→ PROMPT:
Isolate every line in the records below with "Jacques" in it.

→ INPUT RECORDS:
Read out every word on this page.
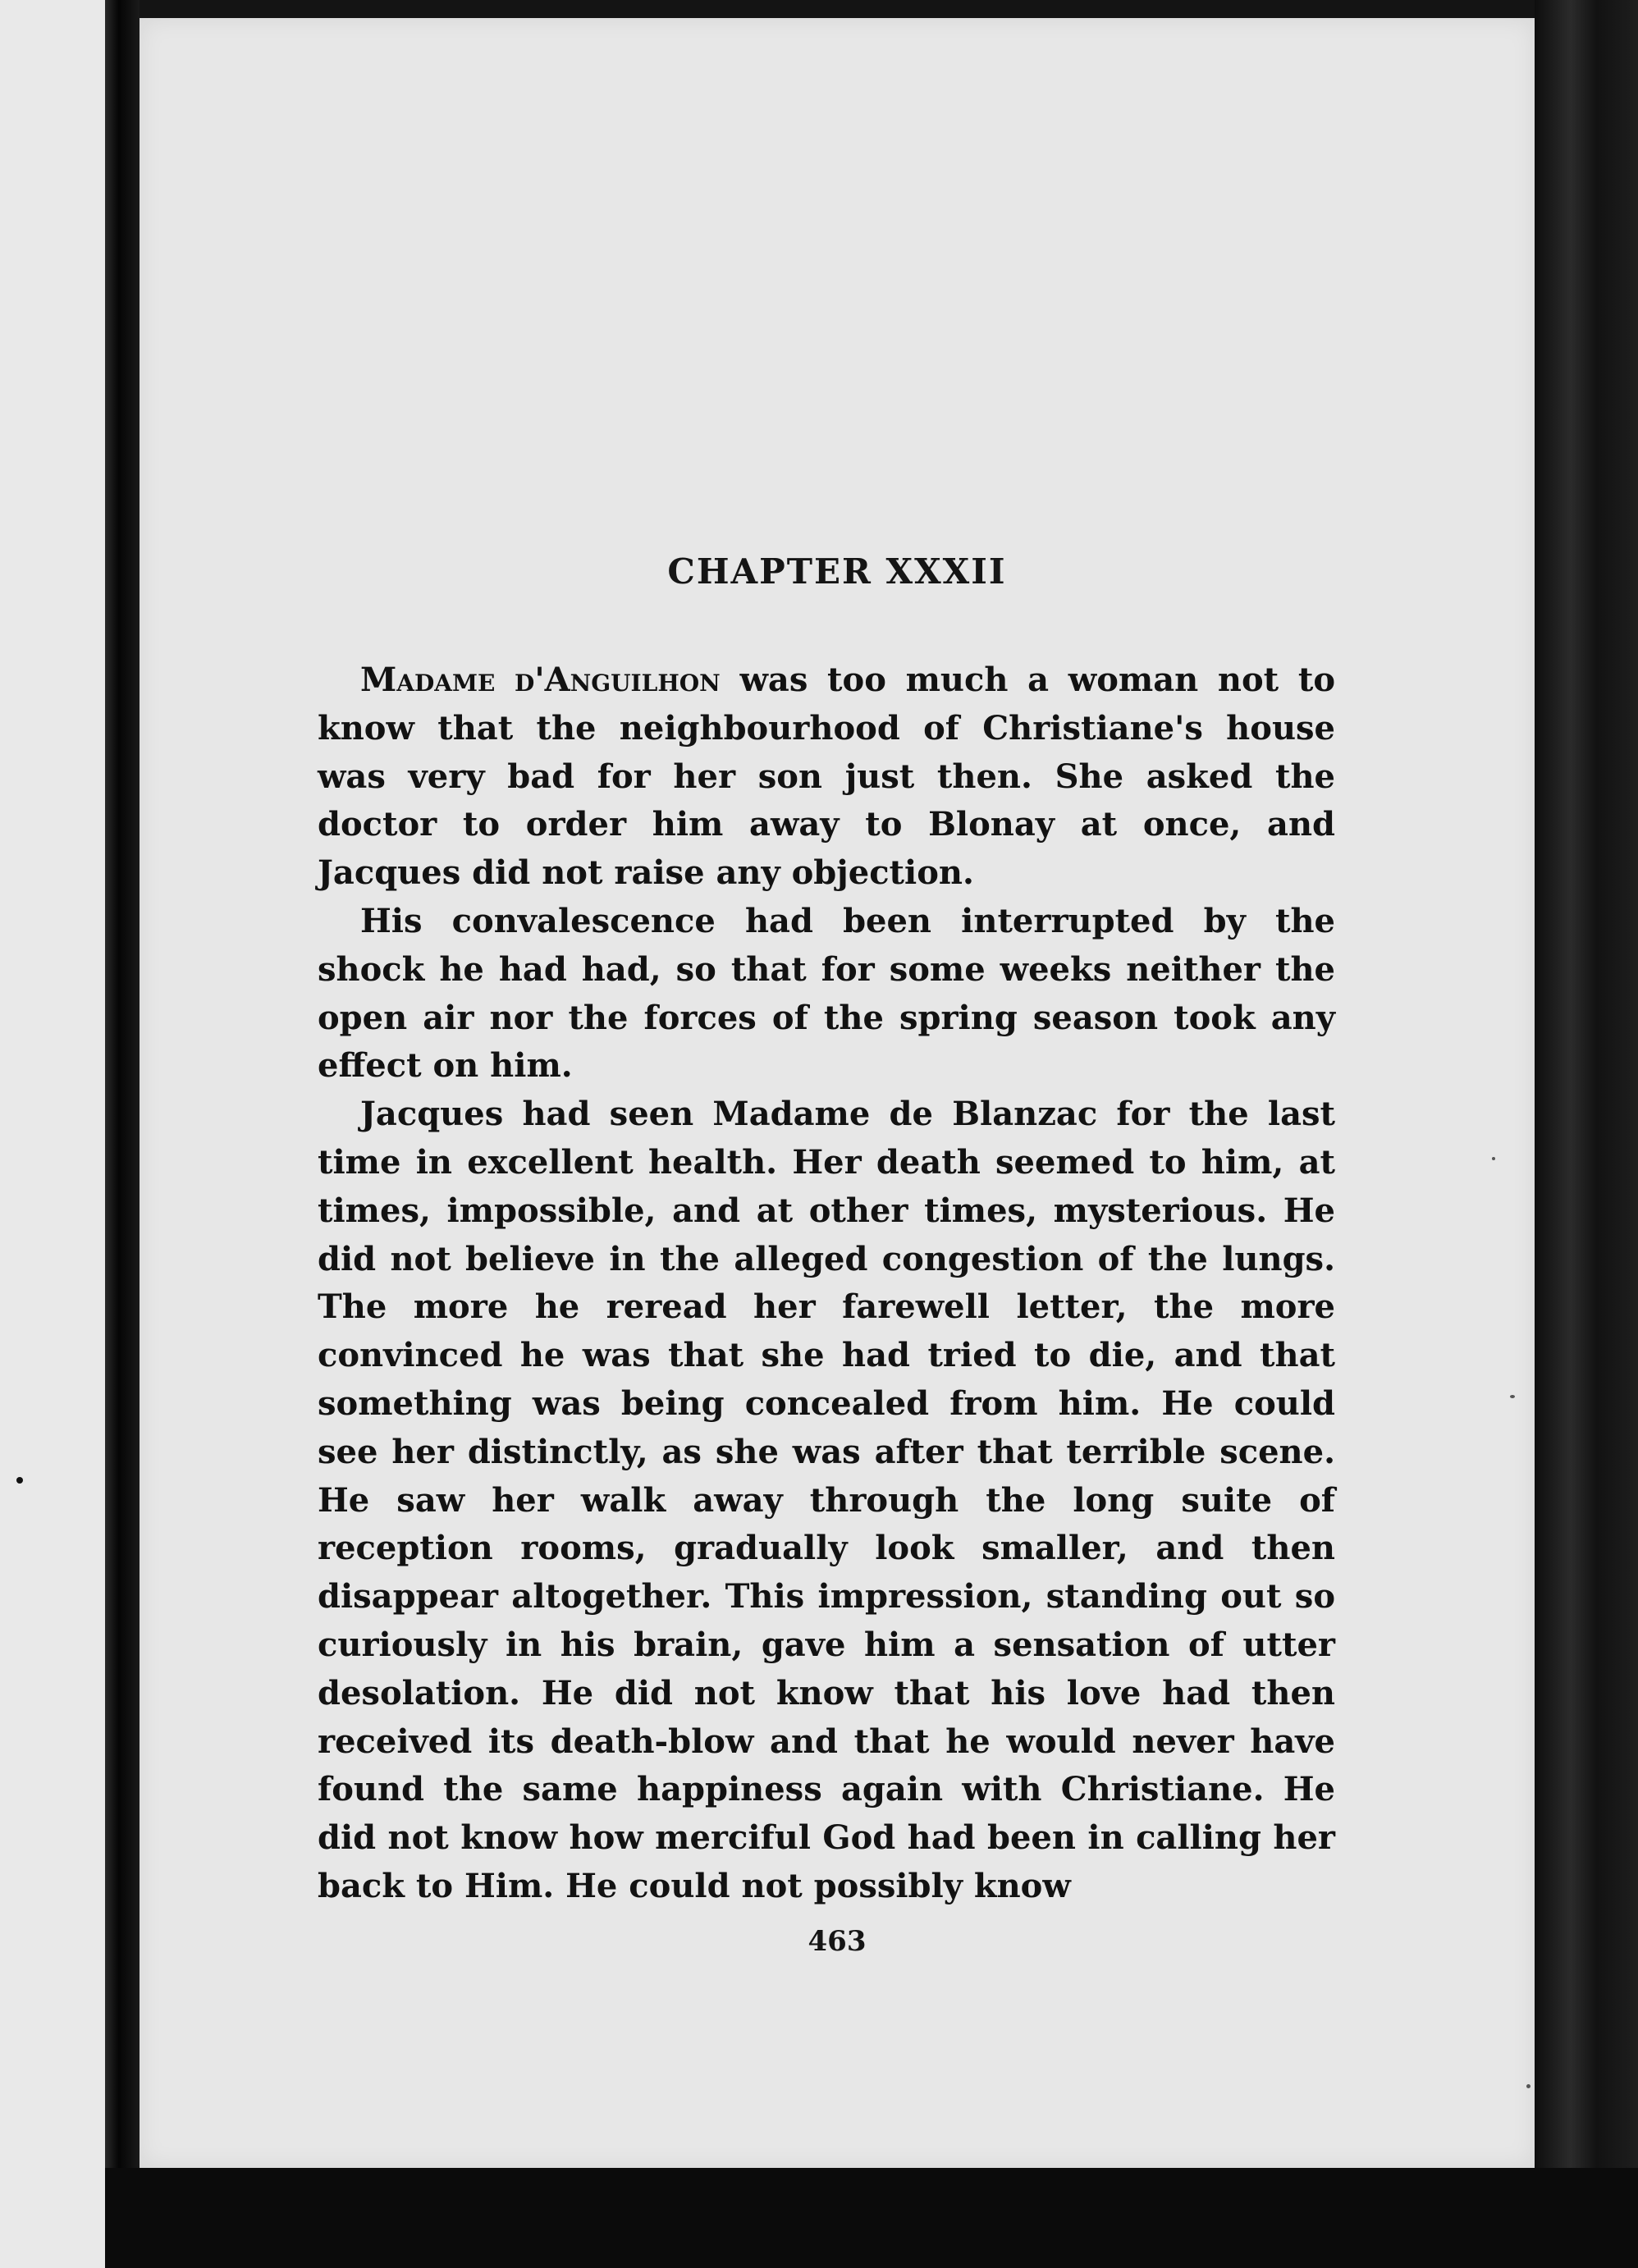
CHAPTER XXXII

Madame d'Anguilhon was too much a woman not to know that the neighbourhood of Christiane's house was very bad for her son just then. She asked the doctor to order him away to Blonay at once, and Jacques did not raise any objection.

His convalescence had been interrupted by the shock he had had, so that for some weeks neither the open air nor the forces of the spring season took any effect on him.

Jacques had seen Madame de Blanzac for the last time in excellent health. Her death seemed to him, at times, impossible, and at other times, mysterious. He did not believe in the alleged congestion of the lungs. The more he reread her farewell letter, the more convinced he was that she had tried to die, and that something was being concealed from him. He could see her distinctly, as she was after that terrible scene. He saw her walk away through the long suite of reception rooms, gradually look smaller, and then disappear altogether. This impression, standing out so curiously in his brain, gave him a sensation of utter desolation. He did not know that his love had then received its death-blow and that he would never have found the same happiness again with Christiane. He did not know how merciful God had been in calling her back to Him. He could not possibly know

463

--

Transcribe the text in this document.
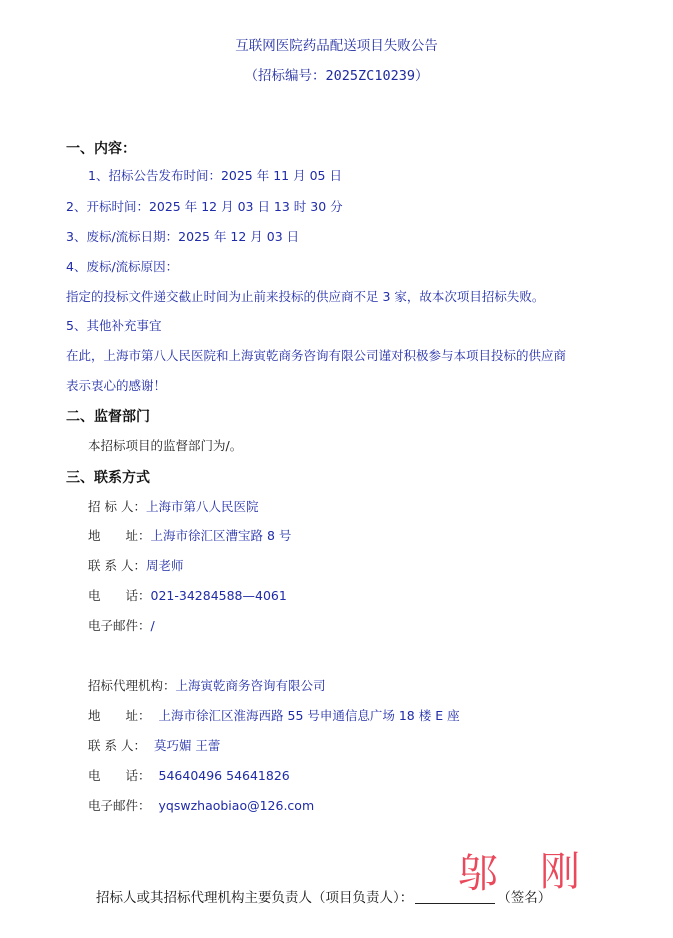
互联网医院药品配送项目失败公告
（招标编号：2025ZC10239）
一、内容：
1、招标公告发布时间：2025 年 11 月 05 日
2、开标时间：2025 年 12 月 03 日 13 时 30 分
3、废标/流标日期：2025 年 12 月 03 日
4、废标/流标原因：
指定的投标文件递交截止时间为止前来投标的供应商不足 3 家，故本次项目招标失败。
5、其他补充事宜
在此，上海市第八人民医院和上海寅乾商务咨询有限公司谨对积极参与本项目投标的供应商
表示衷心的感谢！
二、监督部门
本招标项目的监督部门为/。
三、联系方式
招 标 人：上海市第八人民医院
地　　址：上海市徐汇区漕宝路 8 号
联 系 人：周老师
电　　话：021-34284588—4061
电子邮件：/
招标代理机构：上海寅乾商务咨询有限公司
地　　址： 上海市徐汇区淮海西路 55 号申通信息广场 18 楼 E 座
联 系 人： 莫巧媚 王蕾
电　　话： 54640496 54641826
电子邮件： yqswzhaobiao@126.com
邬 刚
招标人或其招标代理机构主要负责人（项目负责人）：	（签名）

→ ANSWER BELOW:
Madame d'Anguilhon was too much a woman not to know that the neighbourhood of Christiane's house was very bad for her son just then. She asked the doctor to order him away to Blonay at once, and Jacques did not raise any objection.
Jacques had seen Madame de Blanzac for the last time in excellent health. Her death seemed to him, at times, impossible, and at other times, mysterious. He did not believe in the alleged congestion of the lungs. The more he reread her farewell letter, the more convinced he was that she had tried to die, and that something was being concealed from him. He could see her distinctly, as she was after that terrible scene. He saw her walk away through the long suite of reception rooms, gradually look smaller, and then disappear altogether. This impression, standing out so curiously in his brain, gave him a sensation of utter desolation. He did not know that his love had then received its death-blow and that he would never have found the same happiness again with Christiane. He did not know how merciful God had been in calling her back to Him. He could not possibly know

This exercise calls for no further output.